## Problem details
Each line in the entries below that holds the string "days" is to be listed.

+++

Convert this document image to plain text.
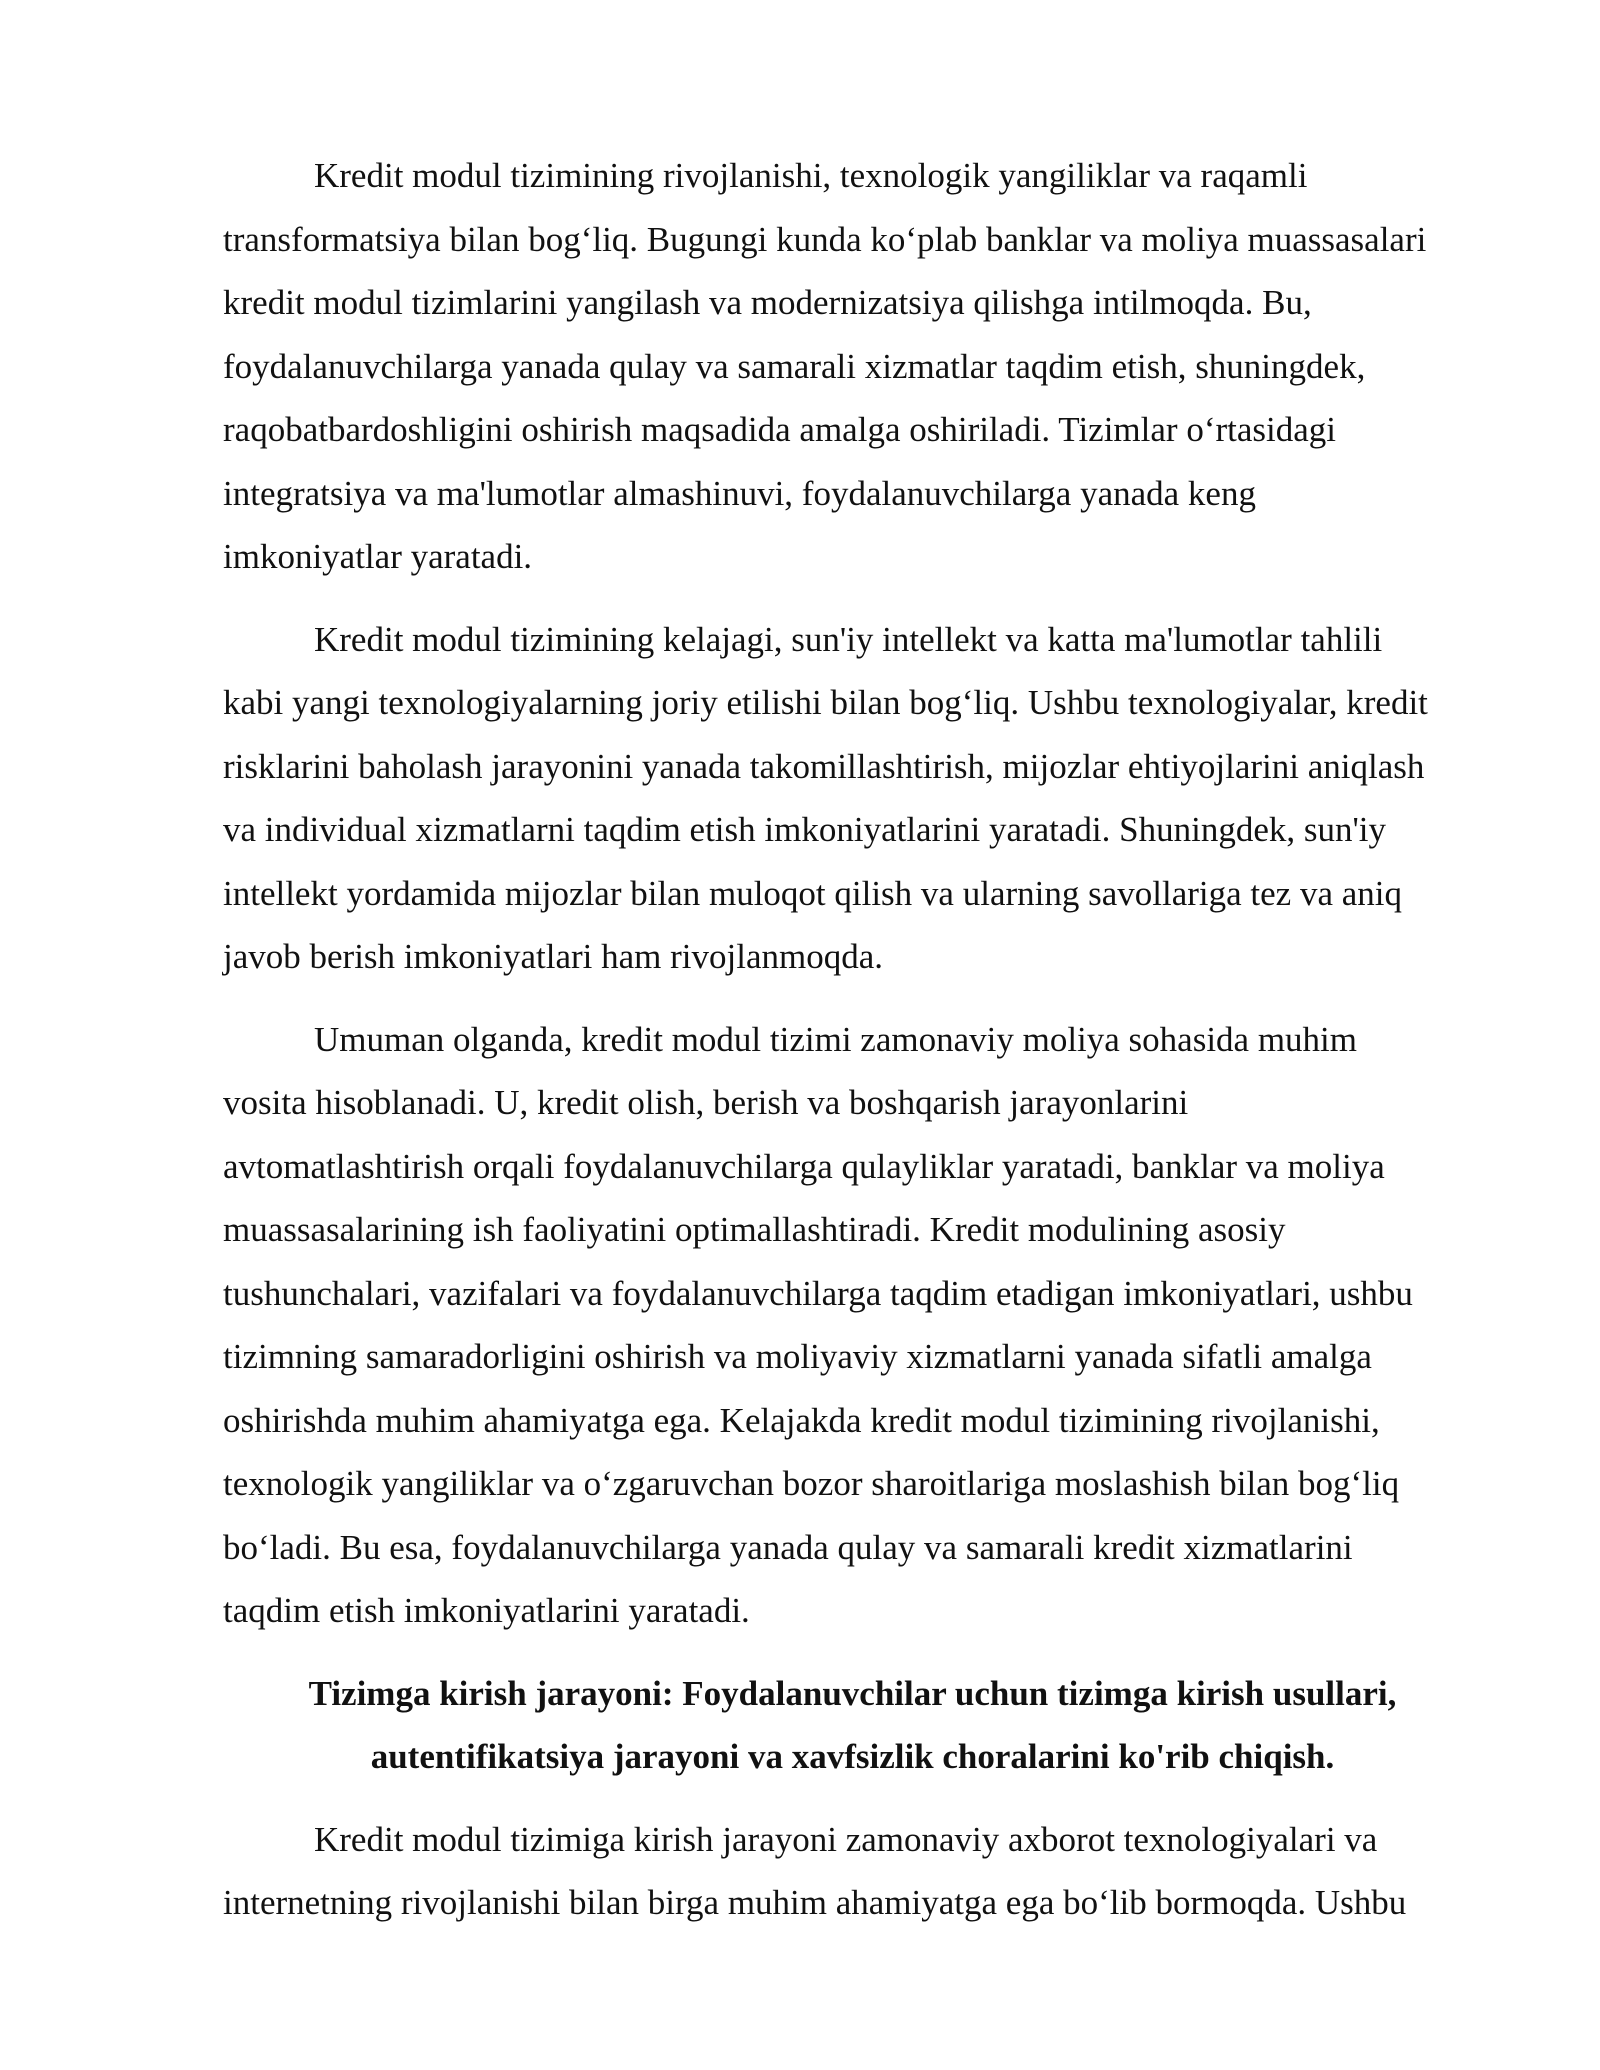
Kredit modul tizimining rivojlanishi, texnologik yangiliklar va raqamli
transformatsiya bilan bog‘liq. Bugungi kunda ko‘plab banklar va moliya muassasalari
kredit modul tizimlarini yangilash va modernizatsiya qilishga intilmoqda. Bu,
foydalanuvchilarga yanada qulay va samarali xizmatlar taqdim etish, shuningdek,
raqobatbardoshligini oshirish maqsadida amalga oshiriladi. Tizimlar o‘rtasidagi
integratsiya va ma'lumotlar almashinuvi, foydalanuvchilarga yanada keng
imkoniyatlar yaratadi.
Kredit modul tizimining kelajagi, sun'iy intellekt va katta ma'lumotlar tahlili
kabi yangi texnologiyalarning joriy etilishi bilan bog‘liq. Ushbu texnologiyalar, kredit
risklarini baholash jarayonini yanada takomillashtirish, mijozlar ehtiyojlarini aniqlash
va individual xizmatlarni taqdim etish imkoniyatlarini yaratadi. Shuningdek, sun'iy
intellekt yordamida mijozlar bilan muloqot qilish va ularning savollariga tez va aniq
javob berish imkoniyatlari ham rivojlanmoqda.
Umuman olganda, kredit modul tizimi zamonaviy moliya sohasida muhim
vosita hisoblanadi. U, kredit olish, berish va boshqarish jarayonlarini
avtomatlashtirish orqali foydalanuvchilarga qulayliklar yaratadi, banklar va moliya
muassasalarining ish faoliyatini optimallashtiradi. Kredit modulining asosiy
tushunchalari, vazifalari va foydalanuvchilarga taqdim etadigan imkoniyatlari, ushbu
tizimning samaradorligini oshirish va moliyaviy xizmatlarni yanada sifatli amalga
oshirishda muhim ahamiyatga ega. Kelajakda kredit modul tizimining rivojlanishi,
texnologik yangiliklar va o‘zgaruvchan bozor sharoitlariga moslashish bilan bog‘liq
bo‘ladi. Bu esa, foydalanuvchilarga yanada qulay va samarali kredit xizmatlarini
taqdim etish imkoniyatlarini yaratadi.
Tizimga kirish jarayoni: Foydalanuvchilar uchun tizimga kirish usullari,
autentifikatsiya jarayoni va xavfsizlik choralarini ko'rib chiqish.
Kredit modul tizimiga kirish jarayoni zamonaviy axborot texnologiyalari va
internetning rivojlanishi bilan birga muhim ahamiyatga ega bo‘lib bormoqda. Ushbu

+++

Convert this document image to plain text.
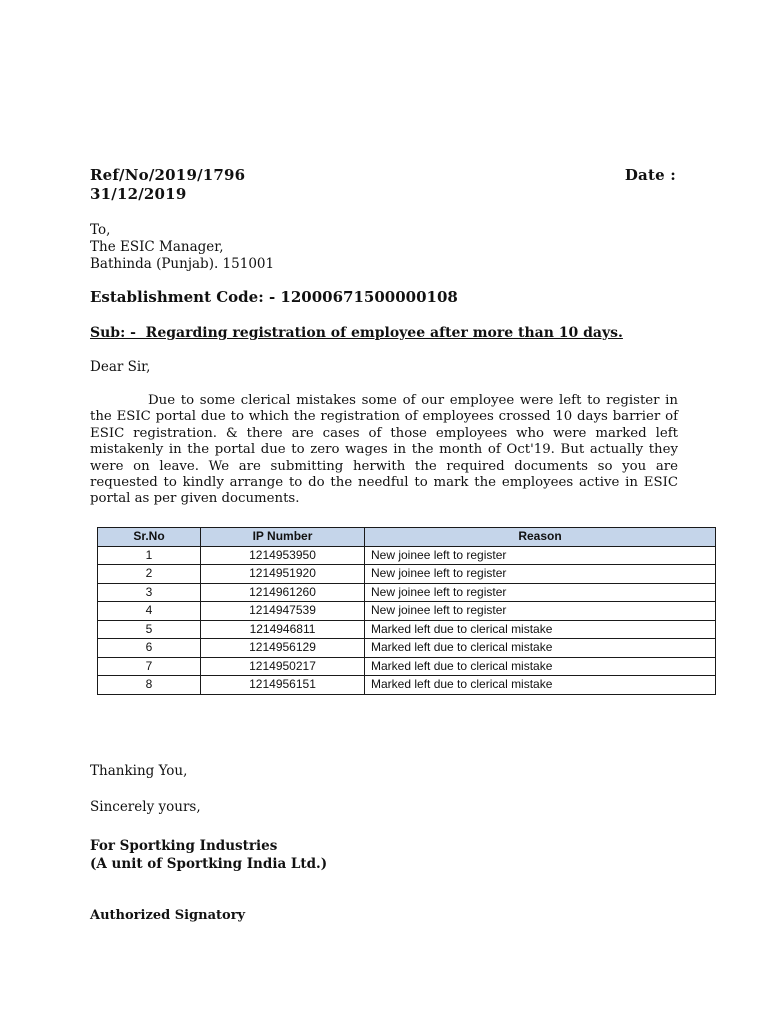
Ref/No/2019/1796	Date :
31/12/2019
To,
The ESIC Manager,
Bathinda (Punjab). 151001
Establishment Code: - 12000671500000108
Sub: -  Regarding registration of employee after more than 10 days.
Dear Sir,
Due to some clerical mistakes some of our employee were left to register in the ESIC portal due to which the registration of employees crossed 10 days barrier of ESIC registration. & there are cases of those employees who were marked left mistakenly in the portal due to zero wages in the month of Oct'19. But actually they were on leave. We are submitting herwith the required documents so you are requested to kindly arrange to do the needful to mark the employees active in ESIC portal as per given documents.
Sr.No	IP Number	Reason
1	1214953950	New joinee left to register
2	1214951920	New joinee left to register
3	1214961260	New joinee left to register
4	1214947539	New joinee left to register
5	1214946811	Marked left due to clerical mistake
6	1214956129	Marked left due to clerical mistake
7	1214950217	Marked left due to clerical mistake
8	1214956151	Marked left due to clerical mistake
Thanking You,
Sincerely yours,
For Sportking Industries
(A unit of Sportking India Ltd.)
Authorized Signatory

+++

## Exercise result
Sub: -  Regarding registration of employee after more than 10 days.
Due to some clerical mistakes some of our employee were left to register in the ESIC portal due to which the registration of employees crossed 10 days barrier of ESIC registration. & there are cases of those employees who were marked left mistakenly in the portal due to zero wages in the month of Oct'19. But actually they were on leave. We are submitting herwith the required documents so you are requested to kindly arrange to do the needful to mark the employees active in ESIC portal as per given documents.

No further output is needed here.